Stored items
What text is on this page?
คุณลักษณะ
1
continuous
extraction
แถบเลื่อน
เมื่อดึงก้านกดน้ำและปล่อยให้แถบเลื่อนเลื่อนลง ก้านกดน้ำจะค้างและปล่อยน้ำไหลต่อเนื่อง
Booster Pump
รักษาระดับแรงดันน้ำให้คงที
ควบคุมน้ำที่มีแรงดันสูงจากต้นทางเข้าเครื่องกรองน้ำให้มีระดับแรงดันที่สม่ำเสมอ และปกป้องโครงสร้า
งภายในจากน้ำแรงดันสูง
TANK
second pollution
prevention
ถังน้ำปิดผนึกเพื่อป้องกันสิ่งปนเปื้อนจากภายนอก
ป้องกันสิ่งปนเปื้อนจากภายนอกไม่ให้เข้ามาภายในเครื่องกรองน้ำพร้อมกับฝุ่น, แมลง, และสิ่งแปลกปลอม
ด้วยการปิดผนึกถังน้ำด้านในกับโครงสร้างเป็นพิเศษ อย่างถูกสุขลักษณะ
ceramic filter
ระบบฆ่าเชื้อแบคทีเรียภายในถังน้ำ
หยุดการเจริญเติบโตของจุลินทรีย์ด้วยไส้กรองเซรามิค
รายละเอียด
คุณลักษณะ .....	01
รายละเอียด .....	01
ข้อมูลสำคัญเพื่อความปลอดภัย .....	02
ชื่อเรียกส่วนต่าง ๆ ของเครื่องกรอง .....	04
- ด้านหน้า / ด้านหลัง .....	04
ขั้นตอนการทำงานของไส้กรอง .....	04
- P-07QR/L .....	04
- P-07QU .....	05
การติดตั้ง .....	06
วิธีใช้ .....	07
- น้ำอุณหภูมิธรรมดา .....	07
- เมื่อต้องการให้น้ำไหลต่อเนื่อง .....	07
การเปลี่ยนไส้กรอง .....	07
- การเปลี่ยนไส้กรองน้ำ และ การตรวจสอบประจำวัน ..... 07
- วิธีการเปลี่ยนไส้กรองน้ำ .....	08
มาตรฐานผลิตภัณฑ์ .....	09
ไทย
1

# Task description
In the listing above, find each line with the word "ยนไส" and copy it.

# Answer to this exercise
การเปลี่ยนไส้กรอง .....	07
- การเปลี่ยนไส้กรองน้ำ และ การตรวจสอบประจำวัน ..... 07
- วิธีการเปลี่ยนไส้กรองน้ำ .....	08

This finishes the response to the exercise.